● **Figure collection entries**:
• • • • • • •

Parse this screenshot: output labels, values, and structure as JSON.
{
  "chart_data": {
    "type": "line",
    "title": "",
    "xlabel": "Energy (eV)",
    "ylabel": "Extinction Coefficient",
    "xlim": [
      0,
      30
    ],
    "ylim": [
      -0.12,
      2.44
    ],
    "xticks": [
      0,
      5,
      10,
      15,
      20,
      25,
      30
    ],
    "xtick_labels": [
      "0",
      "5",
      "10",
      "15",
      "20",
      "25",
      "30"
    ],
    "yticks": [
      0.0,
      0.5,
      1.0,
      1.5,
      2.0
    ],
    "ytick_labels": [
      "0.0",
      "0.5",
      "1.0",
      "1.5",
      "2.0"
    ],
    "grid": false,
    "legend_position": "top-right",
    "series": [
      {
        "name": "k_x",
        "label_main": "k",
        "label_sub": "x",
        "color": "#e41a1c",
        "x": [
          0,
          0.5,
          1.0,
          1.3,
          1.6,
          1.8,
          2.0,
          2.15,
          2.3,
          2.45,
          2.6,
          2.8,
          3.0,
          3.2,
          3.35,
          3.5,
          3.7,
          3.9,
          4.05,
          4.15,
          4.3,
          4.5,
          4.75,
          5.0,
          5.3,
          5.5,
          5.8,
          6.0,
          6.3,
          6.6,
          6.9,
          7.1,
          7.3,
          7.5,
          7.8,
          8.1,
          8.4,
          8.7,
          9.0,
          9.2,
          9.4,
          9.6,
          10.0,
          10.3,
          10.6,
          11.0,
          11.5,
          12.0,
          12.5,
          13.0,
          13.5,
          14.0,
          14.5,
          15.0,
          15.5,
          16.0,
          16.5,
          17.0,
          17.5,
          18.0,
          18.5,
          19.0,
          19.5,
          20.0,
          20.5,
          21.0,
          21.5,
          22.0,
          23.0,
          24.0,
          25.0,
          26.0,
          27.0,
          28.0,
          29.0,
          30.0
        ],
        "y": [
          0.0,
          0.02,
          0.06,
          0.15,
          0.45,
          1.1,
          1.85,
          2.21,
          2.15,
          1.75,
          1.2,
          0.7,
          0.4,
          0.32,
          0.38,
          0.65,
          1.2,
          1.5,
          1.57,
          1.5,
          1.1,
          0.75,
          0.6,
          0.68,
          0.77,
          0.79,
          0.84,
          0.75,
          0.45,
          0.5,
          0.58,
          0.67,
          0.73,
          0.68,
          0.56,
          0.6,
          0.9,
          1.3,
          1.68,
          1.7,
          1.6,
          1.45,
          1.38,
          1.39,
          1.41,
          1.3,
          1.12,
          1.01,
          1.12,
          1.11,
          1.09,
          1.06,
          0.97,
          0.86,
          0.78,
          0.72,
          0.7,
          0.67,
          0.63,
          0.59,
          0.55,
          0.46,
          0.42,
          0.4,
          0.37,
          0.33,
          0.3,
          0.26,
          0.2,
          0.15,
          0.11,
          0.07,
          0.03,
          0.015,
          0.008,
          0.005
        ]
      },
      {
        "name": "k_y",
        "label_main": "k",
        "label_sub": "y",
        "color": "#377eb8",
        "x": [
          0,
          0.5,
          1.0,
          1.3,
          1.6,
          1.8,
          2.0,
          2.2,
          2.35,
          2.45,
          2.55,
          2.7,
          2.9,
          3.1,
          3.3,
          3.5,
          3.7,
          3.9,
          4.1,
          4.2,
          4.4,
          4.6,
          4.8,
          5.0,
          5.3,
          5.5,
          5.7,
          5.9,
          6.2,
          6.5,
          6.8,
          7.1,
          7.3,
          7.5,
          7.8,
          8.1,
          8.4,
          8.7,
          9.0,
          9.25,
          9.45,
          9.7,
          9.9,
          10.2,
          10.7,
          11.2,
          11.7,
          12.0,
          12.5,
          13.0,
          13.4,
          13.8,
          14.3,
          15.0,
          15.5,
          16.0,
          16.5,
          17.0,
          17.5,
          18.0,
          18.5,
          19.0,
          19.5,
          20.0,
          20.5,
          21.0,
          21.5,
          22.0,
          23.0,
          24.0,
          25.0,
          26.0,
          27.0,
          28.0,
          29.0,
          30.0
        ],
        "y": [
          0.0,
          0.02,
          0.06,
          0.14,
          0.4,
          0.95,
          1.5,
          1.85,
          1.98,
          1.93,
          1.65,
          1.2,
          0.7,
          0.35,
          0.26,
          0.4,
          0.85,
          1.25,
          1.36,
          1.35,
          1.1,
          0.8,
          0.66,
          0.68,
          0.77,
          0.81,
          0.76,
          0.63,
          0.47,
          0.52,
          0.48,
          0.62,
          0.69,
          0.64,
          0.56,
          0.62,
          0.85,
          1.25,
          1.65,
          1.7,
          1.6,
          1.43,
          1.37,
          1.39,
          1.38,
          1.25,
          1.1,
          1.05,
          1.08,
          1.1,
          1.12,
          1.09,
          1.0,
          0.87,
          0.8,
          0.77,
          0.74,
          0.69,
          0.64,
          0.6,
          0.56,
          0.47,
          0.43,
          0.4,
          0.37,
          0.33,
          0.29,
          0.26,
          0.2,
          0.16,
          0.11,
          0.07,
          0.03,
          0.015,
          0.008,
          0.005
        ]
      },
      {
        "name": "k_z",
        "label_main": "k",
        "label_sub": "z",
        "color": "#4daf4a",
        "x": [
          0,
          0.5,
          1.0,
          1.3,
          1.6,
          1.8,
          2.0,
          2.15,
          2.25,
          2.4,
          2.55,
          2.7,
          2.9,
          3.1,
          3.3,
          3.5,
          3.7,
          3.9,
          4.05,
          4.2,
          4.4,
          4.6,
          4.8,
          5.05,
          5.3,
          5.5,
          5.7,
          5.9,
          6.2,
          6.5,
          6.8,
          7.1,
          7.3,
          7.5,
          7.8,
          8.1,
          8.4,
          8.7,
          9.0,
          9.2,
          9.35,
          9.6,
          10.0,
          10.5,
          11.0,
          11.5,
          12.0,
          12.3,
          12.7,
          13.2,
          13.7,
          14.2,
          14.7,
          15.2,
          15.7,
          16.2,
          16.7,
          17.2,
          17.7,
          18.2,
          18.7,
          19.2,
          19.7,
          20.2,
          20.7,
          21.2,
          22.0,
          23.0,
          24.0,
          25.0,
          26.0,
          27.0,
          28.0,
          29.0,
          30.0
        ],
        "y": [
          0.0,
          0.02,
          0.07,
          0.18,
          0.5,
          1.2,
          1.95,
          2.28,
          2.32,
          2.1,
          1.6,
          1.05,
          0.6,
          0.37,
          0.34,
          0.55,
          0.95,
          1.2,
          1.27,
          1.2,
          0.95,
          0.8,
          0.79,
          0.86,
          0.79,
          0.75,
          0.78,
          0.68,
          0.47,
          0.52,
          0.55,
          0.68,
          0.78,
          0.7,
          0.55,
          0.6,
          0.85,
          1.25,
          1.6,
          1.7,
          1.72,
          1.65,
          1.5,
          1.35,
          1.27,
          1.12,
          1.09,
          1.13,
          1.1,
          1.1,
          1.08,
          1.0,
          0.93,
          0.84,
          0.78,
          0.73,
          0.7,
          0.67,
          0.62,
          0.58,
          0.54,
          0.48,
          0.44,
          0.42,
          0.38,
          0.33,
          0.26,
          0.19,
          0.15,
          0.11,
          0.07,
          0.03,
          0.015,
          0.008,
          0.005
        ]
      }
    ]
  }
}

• • • • • • •

● **WHAT IS REQUIRED**:
All of the entries above must be quoted exactly.

● **RESPONSE TO THE EXERCISE**:
Parse this screenshot: output labels, values, and structure as JSON.
{
  "chart_data": {
    "type": "line",
    "title": "",
    "xlabel": "Energy (eV)",
    "ylabel": "Extinction Coefficient",
    "xlim": [
      0,
      30
    ],
    "ylim": [
      -0.12,
      2.44
    ],
    "xticks": [
      0,
      5,
      10,
      15,
      20,
      25,
      30
    ],
    "xtick_labels": [
      "0",
      "5",
      "10",
      "15",
      "20",
      "25",
      "30"
    ],
    "yticks": [
      0.0,
      0.5,
      1.0,
      1.5,
      2.0
    ],
    "ytick_labels": [
      "0.0",
      "0.5",
      "1.0",
      "1.5",
      "2.0"
    ],
    "grid": false,
    "legend_position": "top-right",
    "series": [
      {
        "name": "k_x",
        "label_main": "k",
        "label_sub": "x",
        "color": "#e41a1c",
        "x": [
          0,
          0.5,
          1.0,
          1.3,
          1.6,
          1.8,
          2.0,
          2.15,
          2.3,
          2.45,
          2.6,
          2.8,
          3.0,
          3.2,
          3.35,
          3.5,
          3.7,
          3.9,
          4.05,
          4.15,
          4.3,
          4.5,
          4.75,
          5.0,
          5.3,
          5.5,
          5.8,
          6.0,
          6.3,
          6.6,
          6.9,
          7.1,
          7.3,
          7.5,
          7.8,
          8.1,
          8.4,
          8.7,
          9.0,
          9.2,
          9.4,
          9.6,
          10.0,
          10.3,
          10.6,
          11.0,
          11.5,
          12.0,
          12.5,
          13.0,
          13.5,
          14.0,
          14.5,
          15.0,
          15.5,
          16.0,
          16.5,
          17.0,
          17.5,
          18.0,
          18.5,
          19.0,
          19.5,
          20.0,
          20.5,
          21.0,
          21.5,
          22.0,
          23.0,
          24.0,
          25.0,
          26.0,
          27.0,
          28.0,
          29.0,
          30.0
        ],
        "y": [
          0.0,
          0.02,
          0.06,
          0.15,
          0.45,
          1.1,
          1.85,
          2.21,
          2.15,
          1.75,
          1.2,
          0.7,
          0.4,
          0.32,
          0.38,
          0.65,
          1.2,
          1.5,
          1.57,
          1.5,
          1.1,
          0.75,
          0.6,
          0.68,
          0.77,
          0.79,
          0.84,
          0.75,
          0.45,
          0.5,
          0.58,
          0.67,
          0.73,
          0.68,
          0.56,
          0.6,
          0.9,
          1.3,
          1.68,
          1.7,
          1.6,
          1.45,
          1.38,
          1.39,
          1.41,
          1.3,
          1.12,
          1.01,
          1.12,
          1.11,
          1.09,
          1.06,
          0.97,
          0.86,
          0.78,
          0.72,
          0.7,
          0.67,
          0.63,
          0.59,
          0.55,
          0.46,
          0.42,
          0.4,
          0.37,
          0.33,
          0.3,
          0.26,
          0.2,
          0.15,
          0.11,
          0.07,
          0.03,
          0.015,
          0.008,
          0.005
        ]
      },
      {
        "name": "k_y",
        "label_main": "k",
        "label_sub": "y",
        "color": "#377eb8",
        "x": [
          0,
          0.5,
          1.0,
          1.3,
          1.6,
          1.8,
          2.0,
          2.2,
          2.35,
          2.45,
          2.55,
          2.7,
          2.9,
          3.1,
          3.3,
          3.5,
          3.7,
          3.9,
          4.1,
          4.2,
          4.4,
          4.6,
          4.8,
          5.0,
          5.3,
          5.5,
          5.7,
          5.9,
          6.2,
          6.5,
          6.8,
          7.1,
          7.3,
          7.5,
          7.8,
          8.1,
          8.4,
          8.7,
          9.0,
          9.25,
          9.45,
          9.7,
          9.9,
          10.2,
          10.7,
          11.2,
          11.7,
          12.0,
          12.5,
          13.0,
          13.4,
          13.8,
          14.3,
          15.0,
          15.5,
          16.0,
          16.5,
          17.0,
          17.5,
          18.0,
          18.5,
          19.0,
          19.5,
          20.0,
          20.5,
          21.0,
          21.5,
          22.0,
          23.0,
          24.0,
          25.0,
          26.0,
          27.0,
          28.0,
          29.0,
          30.0
        ],
        "y": [
          0.0,
          0.02,
          0.06,
          0.14,
          0.4,
          0.95,
          1.5,
          1.85,
          1.98,
          1.93,
          1.65,
          1.2,
          0.7,
          0.35,
          0.26,
          0.4,
          0.85,
          1.25,
          1.36,
          1.35,
          1.1,
          0.8,
          0.66,
          0.68,
          0.77,
          0.81,
          0.76,
          0.63,
          0.47,
          0.52,
          0.48,
          0.62,
          0.69,
          0.64,
          0.56,
          0.62,
          0.85,
          1.25,
          1.65,
          1.7,
          1.6,
          1.43,
          1.37,
          1.39,
          1.38,
          1.25,
          1.1,
          1.05,
          1.08,
          1.1,
          1.12,
          1.09,
          1.0,
          0.87,
          0.8,
          0.77,
          0.74,
          0.69,
          0.64,
          0.6,
          0.56,
          0.47,
          0.43,
          0.4,
          0.37,
          0.33,
          0.29,
          0.26,
          0.2,
          0.16,
          0.11,
          0.07,
          0.03,
          0.015,
          0.008,
          0.005
        ]
      },
      {
        "name": "k_z",
        "label_main": "k",
        "label_sub": "z",
        "color": "#4daf4a",
        "x": [
          0,
          0.5,
          1.0,
          1.3,
          1.6,
          1.8,
          2.0,
          2.15,
          2.25,
          2.4,
          2.55,
          2.7,
          2.9,
          3.1,
          3.3,
          3.5,
          3.7,
          3.9,
          4.05,
          4.2,
          4.4,
          4.6,
          4.8,
          5.05,
          5.3,
          5.5,
          5.7,
          5.9,
          6.2,
          6.5,
          6.8,
          7.1,
          7.3,
          7.5,
          7.8,
          8.1,
          8.4,
          8.7,
          9.0,
          9.2,
          9.35,
          9.6,
          10.0,
          10.5,
          11.0,
          11.5,
          12.0,
          12.3,
          12.7,
          13.2,
          13.7,
          14.2,
          14.7,
          15.2,
          15.7,
          16.2,
          16.7,
          17.2,
          17.7,
          18.2,
          18.7,
          19.2,
          19.7,
          20.2,
          20.7,
          21.2,
          22.0,
          23.0,
          24.0,
          25.0,
          26.0,
          27.0,
          28.0,
          29.0,
          30.0
        ],
        "y": [
          0.0,
          0.02,
          0.07,
          0.18,
          0.5,
          1.2,
          1.95,
          2.28,
          2.32,
          2.1,
          1.6,
          1.05,
          0.6,
          0.37,
          0.34,
          0.55,
          0.95,
          1.2,
          1.27,
          1.2,
          0.95,
          0.8,
          0.79,
          0.86,
          0.79,
          0.75,
          0.78,
          0.68,
          0.47,
          0.52,
          0.55,
          0.68,
          0.78,
          0.7,
          0.55,
          0.6,
          0.85,
          1.25,
          1.6,
          1.7,
          1.72,
          1.65,
          1.5,
          1.35,
          1.27,
          1.12,
          1.09,
          1.13,
          1.1,
          1.1,
          1.08,
          1.0,
          0.93,
          0.84,
          0.78,
          0.73,
          0.7,
          0.67,
          0.62,
          0.58,
          0.54,
          0.48,
          0.44,
          0.42,
          0.38,
          0.33,
          0.26,
          0.19,
          0.15,
          0.11,
          0.07,
          0.03,
          0.015,
          0.008,
          0.005
        ]
      }
    ]
  }
}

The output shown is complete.